• [STATED TASK]: Gather each line in the entries that includes the string "this".

• [SUPPLIED INFORMATION]:
↓↓↓

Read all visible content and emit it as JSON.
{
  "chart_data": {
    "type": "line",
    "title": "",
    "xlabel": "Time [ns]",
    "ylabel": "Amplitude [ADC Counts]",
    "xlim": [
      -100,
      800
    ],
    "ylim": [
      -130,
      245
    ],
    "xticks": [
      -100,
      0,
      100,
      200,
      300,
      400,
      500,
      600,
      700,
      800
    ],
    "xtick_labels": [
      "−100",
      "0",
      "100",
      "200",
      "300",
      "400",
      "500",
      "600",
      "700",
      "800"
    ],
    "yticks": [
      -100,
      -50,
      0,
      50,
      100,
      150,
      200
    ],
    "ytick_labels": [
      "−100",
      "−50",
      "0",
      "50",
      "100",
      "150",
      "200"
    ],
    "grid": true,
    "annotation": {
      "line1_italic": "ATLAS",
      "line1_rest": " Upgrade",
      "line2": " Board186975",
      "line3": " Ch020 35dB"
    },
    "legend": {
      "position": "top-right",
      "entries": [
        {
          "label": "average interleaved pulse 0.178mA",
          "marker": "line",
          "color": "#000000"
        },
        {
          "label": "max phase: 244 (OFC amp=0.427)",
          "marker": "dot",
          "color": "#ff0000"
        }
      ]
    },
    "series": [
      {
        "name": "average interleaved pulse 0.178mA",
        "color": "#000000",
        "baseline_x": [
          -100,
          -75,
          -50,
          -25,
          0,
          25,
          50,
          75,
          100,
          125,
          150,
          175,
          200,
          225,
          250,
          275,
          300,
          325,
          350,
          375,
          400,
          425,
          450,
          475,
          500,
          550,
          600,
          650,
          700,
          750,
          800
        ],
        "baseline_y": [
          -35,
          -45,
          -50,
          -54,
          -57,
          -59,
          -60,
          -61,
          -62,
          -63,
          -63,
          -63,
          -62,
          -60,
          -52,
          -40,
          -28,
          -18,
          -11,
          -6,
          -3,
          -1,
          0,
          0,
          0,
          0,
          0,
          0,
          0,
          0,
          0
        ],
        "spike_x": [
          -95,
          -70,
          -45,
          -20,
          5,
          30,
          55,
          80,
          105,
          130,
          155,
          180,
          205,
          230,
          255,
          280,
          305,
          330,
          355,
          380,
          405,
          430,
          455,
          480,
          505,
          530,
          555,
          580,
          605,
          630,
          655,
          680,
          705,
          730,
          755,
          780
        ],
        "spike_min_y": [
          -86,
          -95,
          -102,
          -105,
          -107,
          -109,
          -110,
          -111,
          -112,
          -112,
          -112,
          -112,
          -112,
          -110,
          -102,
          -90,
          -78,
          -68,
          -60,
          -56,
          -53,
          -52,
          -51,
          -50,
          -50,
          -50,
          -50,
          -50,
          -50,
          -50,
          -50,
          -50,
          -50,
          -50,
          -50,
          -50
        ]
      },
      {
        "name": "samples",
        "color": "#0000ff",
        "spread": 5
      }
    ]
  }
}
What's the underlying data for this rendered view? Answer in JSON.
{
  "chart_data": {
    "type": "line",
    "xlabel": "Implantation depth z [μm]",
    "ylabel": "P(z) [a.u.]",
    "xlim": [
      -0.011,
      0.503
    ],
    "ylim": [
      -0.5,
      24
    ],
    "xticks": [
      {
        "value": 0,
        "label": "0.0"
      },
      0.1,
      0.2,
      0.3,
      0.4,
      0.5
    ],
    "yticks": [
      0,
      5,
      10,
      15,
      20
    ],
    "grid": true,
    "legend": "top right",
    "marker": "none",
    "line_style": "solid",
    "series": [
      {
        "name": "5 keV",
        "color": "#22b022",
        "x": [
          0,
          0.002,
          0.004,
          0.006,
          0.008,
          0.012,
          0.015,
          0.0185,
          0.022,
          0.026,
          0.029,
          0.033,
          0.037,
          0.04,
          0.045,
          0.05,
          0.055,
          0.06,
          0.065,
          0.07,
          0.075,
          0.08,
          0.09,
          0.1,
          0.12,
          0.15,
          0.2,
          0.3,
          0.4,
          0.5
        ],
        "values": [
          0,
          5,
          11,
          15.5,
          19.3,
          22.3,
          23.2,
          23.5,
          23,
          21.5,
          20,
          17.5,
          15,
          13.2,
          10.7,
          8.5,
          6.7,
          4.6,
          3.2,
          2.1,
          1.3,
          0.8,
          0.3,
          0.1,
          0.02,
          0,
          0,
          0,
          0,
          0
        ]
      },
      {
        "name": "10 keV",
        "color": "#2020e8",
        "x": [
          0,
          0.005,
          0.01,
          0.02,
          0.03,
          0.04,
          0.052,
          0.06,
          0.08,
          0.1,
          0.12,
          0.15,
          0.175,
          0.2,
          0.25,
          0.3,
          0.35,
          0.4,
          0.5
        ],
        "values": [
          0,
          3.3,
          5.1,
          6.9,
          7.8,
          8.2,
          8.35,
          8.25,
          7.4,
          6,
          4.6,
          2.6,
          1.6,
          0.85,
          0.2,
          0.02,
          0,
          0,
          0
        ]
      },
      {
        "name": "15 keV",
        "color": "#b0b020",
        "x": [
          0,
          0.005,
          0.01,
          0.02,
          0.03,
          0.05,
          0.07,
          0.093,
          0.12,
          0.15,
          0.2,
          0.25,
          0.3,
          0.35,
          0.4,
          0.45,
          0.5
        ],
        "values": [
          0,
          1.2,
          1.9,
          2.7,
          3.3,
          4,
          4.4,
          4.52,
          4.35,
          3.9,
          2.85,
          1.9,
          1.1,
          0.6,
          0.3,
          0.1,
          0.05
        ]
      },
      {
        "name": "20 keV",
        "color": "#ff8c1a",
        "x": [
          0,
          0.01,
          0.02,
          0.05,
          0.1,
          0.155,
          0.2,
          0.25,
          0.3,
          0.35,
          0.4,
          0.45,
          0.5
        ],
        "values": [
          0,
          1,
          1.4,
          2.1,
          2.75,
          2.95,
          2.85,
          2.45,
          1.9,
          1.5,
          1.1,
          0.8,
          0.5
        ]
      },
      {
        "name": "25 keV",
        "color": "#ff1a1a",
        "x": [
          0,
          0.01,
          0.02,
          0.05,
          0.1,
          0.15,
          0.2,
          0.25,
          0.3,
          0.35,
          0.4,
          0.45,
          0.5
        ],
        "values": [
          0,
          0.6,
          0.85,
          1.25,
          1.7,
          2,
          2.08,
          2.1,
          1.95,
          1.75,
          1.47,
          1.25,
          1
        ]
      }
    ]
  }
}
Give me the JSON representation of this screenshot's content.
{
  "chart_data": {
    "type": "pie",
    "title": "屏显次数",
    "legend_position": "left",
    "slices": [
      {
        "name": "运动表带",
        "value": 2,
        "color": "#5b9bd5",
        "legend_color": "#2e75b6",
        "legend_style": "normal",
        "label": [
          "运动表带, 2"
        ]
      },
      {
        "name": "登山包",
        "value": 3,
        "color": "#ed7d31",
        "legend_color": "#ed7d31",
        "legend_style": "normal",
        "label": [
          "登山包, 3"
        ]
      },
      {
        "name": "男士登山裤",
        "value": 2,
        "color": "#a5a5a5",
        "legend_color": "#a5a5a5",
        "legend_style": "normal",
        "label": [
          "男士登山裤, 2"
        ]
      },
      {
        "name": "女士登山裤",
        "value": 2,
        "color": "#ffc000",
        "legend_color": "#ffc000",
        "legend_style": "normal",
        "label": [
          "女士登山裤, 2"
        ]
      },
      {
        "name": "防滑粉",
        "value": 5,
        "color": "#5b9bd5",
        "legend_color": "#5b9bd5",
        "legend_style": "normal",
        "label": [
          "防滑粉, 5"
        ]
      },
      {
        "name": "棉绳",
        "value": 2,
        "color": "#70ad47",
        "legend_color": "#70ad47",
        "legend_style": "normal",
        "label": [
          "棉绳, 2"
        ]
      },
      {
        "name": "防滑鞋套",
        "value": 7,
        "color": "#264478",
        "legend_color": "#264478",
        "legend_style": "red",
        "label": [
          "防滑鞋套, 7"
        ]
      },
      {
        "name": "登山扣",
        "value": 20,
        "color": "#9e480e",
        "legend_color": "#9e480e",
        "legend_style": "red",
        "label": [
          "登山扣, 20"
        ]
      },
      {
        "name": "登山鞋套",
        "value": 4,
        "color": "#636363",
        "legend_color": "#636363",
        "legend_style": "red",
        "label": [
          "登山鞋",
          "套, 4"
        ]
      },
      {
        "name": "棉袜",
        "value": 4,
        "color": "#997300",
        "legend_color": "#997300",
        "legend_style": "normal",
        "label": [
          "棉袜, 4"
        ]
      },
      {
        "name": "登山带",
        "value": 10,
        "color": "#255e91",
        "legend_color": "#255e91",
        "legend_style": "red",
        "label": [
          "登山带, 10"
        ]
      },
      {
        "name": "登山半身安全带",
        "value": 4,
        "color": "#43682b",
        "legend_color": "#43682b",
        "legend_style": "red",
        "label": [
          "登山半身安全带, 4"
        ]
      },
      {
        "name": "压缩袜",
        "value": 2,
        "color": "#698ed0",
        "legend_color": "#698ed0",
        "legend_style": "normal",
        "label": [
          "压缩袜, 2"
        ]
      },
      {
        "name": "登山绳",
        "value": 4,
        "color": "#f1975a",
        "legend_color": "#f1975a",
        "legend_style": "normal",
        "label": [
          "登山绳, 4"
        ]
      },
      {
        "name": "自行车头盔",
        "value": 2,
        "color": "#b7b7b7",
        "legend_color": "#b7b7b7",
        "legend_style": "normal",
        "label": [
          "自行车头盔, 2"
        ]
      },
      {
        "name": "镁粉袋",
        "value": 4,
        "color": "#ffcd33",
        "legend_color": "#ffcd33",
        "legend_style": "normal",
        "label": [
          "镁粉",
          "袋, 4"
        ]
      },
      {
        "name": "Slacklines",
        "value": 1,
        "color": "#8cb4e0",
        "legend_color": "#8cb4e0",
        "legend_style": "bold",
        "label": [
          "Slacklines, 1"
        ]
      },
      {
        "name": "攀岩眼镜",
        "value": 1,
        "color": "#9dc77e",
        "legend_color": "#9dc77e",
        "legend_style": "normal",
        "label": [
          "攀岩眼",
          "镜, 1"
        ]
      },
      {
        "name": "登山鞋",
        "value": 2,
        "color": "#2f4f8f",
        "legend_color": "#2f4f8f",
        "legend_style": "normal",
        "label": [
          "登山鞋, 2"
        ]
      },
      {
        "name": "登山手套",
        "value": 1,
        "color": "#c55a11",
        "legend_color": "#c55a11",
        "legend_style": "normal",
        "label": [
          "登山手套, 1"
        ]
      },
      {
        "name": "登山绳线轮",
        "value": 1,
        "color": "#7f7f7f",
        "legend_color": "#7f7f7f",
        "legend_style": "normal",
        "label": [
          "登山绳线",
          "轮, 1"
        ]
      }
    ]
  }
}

↑↑↑

• [FINAL ANSWER]:
What's the underlying data for this rendered view? Answer in JSON.
Give me the JSON representation of this screenshot's content.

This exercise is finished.